─── The input ───
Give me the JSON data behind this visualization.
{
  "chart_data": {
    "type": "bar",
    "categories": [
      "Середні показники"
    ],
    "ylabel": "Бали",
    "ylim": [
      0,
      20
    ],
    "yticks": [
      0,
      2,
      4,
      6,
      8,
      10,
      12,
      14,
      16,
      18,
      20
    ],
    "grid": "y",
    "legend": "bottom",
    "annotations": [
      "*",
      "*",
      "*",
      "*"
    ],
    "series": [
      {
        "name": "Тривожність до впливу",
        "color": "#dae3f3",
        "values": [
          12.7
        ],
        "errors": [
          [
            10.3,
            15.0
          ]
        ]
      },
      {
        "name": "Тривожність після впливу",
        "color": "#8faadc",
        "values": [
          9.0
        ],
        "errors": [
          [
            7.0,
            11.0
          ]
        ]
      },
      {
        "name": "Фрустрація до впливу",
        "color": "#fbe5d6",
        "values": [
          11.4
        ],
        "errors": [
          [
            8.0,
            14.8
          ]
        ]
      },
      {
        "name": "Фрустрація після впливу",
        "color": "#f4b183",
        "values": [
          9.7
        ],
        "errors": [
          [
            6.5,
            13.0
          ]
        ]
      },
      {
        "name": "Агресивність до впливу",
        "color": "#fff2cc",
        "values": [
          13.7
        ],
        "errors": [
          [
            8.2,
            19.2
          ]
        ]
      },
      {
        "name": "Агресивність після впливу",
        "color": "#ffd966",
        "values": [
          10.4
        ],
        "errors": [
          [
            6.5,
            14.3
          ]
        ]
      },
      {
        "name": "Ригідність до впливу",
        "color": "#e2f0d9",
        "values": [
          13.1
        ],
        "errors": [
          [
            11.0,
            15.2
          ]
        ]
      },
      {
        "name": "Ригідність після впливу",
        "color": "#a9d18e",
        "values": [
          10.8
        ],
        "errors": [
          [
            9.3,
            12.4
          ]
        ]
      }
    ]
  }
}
───
Give a word-for-word copy of the records.

[Output of the task]
Give me the JSON data behind this visualization.
{
  "chart_data": {
    "type": "bar",
    "categories": [
      "Середні показники"
    ],
    "ylabel": "Бали",
    "ylim": [
      0,
      20
    ],
    "yticks": [
      0,
      2,
      4,
      6,
      8,
      10,
      12,
      14,
      16,
      18,
      20
    ],
    "grid": "y",
    "legend": "bottom",
    "annotations": [
      "*",
      "*",
      "*",
      "*"
    ],
    "series": [
      {
        "name": "Тривожність до впливу",
        "color": "#dae3f3",
        "values": [
          12.7
        ],
        "errors": [
          [
            10.3,
            15.0
          ]
        ]
      },
      {
        "name": "Тривожність після впливу",
        "color": "#8faadc",
        "values": [
          9.0
        ],
        "errors": [
          [
            7.0,
            11.0
          ]
        ]
      },
      {
        "name": "Фрустрація до впливу",
        "color": "#fbe5d6",
        "values": [
          11.4
        ],
        "errors": [
          [
            8.0,
            14.8
          ]
        ]
      },
      {
        "name": "Фрустрація після впливу",
        "color": "#f4b183",
        "values": [
          9.7
        ],
        "errors": [
          [
            6.5,
            13.0
          ]
        ]
      },
      {
        "name": "Агресивність до впливу",
        "color": "#fff2cc",
        "values": [
          13.7
        ],
        "errors": [
          [
            8.2,
            19.2
          ]
        ]
      },
      {
        "name": "Агресивність після впливу",
        "color": "#ffd966",
        "values": [
          10.4
        ],
        "errors": [
          [
            6.5,
            14.3
          ]
        ]
      },
      {
        "name": "Ригідність до впливу",
        "color": "#e2f0d9",
        "values": [
          13.1
        ],
        "errors": [
          [
            11.0,
            15.2
          ]
        ]
      },
      {
        "name": "Ригідність після впливу",
        "color": "#a9d18e",
        "values": [
          10.8
        ],
        "errors": [
          [
            9.3,
            12.4
          ]
        ]
      }
    ]
  }
}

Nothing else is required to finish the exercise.